» **EXERCISE**: Check the listing below for lines that hold "JSON". How many are there? Please give only the number.

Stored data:
········
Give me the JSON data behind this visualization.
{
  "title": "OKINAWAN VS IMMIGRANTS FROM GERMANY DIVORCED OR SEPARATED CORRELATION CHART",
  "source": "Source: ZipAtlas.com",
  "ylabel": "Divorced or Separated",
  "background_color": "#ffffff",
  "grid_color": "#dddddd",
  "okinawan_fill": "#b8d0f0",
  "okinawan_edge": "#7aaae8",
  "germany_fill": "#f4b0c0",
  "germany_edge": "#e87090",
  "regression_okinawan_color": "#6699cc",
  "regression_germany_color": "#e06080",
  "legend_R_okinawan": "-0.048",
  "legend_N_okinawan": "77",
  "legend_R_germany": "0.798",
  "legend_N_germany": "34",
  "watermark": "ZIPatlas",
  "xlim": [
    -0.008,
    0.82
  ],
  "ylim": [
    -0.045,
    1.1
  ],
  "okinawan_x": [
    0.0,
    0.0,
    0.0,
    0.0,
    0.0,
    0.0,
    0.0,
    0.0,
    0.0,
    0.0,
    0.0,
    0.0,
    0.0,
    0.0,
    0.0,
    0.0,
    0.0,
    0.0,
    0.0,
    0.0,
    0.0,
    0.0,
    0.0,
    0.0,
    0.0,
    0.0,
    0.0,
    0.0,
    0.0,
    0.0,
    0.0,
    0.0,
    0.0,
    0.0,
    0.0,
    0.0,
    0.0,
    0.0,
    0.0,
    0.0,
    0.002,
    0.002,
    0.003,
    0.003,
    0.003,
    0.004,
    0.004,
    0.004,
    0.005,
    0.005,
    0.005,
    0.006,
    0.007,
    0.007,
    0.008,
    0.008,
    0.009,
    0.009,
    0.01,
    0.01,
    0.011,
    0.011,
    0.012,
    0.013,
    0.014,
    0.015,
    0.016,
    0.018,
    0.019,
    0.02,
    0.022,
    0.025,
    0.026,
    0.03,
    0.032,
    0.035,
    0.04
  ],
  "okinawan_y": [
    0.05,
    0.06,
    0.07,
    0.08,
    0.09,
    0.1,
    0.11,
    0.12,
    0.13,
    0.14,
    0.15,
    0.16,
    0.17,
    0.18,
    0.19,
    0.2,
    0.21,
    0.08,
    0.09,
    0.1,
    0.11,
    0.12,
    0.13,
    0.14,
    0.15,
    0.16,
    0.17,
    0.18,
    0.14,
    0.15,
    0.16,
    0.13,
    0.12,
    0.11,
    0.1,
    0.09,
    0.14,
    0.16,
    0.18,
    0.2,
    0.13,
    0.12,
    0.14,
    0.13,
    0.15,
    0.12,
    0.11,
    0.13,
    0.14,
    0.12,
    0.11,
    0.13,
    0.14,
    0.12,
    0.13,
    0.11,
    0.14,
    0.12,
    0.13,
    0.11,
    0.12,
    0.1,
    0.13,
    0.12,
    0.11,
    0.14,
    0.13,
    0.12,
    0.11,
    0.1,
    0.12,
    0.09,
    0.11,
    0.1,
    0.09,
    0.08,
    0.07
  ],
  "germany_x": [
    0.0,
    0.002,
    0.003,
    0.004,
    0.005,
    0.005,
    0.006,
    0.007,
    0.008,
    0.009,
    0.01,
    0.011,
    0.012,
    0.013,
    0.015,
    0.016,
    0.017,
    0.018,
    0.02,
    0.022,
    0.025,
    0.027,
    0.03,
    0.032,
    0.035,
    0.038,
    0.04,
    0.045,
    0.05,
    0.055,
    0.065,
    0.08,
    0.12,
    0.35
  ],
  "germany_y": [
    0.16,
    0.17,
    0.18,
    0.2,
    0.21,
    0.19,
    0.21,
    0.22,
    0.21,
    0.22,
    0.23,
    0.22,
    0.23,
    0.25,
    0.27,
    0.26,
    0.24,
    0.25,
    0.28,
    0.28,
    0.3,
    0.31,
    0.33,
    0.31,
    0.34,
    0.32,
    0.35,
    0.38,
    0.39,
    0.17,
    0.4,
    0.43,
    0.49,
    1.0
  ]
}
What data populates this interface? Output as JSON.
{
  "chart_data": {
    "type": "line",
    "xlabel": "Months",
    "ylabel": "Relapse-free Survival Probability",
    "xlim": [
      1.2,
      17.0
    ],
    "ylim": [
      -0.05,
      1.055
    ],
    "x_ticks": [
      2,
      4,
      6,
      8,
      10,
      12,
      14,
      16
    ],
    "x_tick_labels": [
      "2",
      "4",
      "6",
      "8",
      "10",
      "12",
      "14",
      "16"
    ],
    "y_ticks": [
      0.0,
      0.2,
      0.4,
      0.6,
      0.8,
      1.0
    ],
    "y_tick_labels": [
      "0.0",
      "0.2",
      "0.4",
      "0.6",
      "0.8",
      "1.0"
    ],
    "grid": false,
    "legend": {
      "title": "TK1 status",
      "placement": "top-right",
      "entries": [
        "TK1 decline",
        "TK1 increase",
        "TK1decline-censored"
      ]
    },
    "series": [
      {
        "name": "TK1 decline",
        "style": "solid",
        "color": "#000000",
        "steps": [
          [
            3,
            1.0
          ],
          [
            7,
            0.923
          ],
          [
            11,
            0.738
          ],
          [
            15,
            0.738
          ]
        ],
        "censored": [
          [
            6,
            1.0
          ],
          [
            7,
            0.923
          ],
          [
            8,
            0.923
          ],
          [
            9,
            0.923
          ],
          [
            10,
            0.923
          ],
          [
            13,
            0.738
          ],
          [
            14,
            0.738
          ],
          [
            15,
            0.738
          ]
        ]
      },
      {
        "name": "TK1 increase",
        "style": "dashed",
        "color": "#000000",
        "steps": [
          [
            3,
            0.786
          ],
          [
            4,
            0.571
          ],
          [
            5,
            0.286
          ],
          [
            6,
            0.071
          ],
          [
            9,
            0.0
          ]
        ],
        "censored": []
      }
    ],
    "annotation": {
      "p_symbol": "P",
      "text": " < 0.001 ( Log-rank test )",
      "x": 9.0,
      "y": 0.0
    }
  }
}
········
» **REPLY**: 2